___ Material to process
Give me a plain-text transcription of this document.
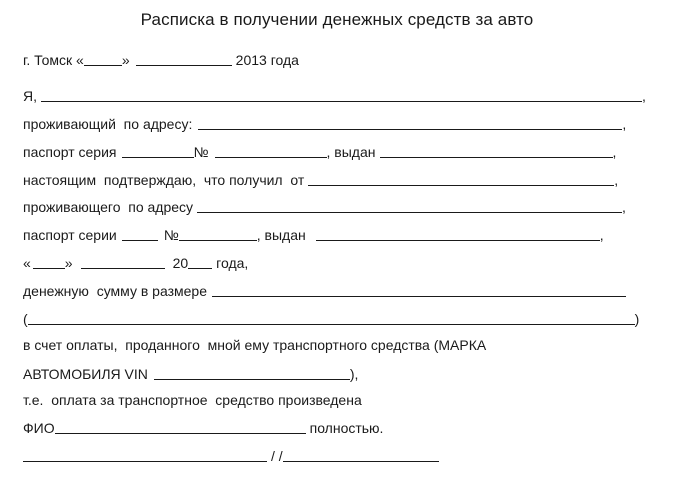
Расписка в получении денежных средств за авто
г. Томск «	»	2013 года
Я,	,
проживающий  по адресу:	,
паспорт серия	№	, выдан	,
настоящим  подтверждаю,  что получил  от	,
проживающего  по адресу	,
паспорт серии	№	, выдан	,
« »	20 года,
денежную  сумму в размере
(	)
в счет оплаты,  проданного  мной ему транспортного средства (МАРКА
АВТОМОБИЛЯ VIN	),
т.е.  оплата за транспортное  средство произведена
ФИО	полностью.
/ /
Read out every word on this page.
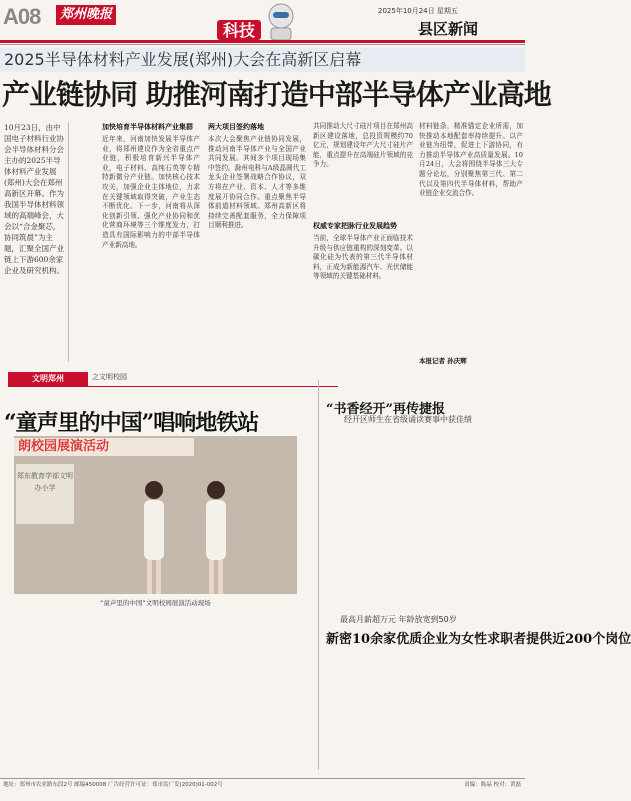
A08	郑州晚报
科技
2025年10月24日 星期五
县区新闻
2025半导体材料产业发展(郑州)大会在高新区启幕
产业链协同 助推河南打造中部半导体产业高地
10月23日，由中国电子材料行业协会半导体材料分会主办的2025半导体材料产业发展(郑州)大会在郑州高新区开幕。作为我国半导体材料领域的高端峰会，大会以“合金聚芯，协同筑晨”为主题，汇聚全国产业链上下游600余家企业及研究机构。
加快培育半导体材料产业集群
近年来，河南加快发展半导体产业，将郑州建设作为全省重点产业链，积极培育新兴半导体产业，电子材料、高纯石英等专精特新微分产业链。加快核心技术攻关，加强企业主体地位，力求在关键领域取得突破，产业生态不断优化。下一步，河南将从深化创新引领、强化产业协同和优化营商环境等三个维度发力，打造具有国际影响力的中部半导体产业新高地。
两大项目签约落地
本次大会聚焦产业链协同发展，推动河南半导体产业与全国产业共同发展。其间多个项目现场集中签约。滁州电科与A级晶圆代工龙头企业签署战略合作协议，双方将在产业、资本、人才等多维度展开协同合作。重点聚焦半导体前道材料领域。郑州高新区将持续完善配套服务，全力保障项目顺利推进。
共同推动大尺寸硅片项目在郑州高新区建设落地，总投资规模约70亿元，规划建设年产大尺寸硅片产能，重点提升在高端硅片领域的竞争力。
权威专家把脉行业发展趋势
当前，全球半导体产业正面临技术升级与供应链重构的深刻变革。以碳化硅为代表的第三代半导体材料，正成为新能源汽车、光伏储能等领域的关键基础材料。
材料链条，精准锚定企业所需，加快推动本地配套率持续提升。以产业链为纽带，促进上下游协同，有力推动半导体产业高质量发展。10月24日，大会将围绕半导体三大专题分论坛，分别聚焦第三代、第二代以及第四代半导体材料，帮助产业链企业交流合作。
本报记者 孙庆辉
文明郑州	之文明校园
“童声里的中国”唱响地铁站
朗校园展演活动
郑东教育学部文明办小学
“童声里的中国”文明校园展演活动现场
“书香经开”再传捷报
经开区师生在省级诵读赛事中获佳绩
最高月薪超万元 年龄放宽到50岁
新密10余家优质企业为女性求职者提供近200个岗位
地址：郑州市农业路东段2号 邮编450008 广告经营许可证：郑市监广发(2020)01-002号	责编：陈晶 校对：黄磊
______
» Problem to work on: Restate the data above word for word. Do not include the images.

» Task response:
Give me a plain-text transcription of this document.
Расписка в получении денежных средств за авто
г. Томск «	»	2013 года
Я,	,
проживающий  по адресу:	,
паспорт серия	№	, выдан	,
настоящим  подтверждаю,  что получил  от	,
проживающего  по адресу	,
паспорт серии	№	, выдан	,
« »	20 года,
денежную  сумму в размере
(	)
в счет оплаты,  проданного  мной ему транспортного средства (МАРКА
АВТОМОБИЛЯ VIN	),
т.е.  оплата за транспортное  средство произведена
ФИО	полностью.
/ /
Read out every word on this page.
A08	郑州晚报
科技
2025年10月24日 星期五
县区新闻
2025半导体材料产业发展(郑州)大会在高新区启幕
产业链协同 助推河南打造中部半导体产业高地
10月23日，由中国电子材料行业协会半导体材料分会主办的2025半导体材料产业发展(郑州)大会在郑州高新区开幕。作为我国半导体材料领域的高端峰会，大会以“合金聚芯，协同筑晨”为主题，汇聚全国产业链上下游600余家企业及研究机构。
加快培育半导体材料产业集群
近年来，河南加快发展半导体产业，将郑州建设作为全省重点产业链，积极培育新兴半导体产业，电子材料、高纯石英等专精特新微分产业链。加快核心技术攻关，加强企业主体地位，力求在关键领域取得突破，产业生态不断优化。下一步，河南将从深化创新引领、强化产业协同和优化营商环境等三个维度发力，打造具有国际影响力的中部半导体产业新高地。
两大项目签约落地
本次大会聚焦产业链协同发展，推动河南半导体产业与全国产业共同发展。其间多个项目现场集中签约。滁州电科与A级晶圆代工龙头企业签署战略合作协议，双方将在产业、资本、人才等多维度展开协同合作。重点聚焦半导体前道材料领域。郑州高新区将持续完善配套服务，全力保障项目顺利推进。
共同推动大尺寸硅片项目在郑州高新区建设落地，总投资规模约70亿元，规划建设年产大尺寸硅片产能，重点提升在高端硅片领域的竞争力。
权威专家把脉行业发展趋势
当前，全球半导体产业正面临技术升级与供应链重构的深刻变革。以碳化硅为代表的第三代半导体材料，正成为新能源汽车、光伏储能等领域的关键基础材料。
材料链条，精准锚定企业所需，加快推动本地配套率持续提升。以产业链为纽带，促进上下游协同，有力推动半导体产业高质量发展。10月24日，大会将围绕半导体三大专题分论坛，分别聚焦第三代、第二代以及第四代半导体材料，帮助产业链企业交流合作。
本报记者 孙庆辉
文明郑州	之文明校园
“童声里的中国”唱响地铁站
朗校园展演活动
郑东教育学部文明办小学
“童声里的中国”文明校园展演活动现场
“书香经开”再传捷报
经开区师生在省级诵读赛事中获佳绩
最高月薪超万元 年龄放宽到50岁
新密10余家优质企业为女性求职者提供近200个岗位
地址：郑州市农业路东段2号 邮编450008 广告经营许可证：郑市监广发(2020)01-002号	责编：陈晶 校对：黄磊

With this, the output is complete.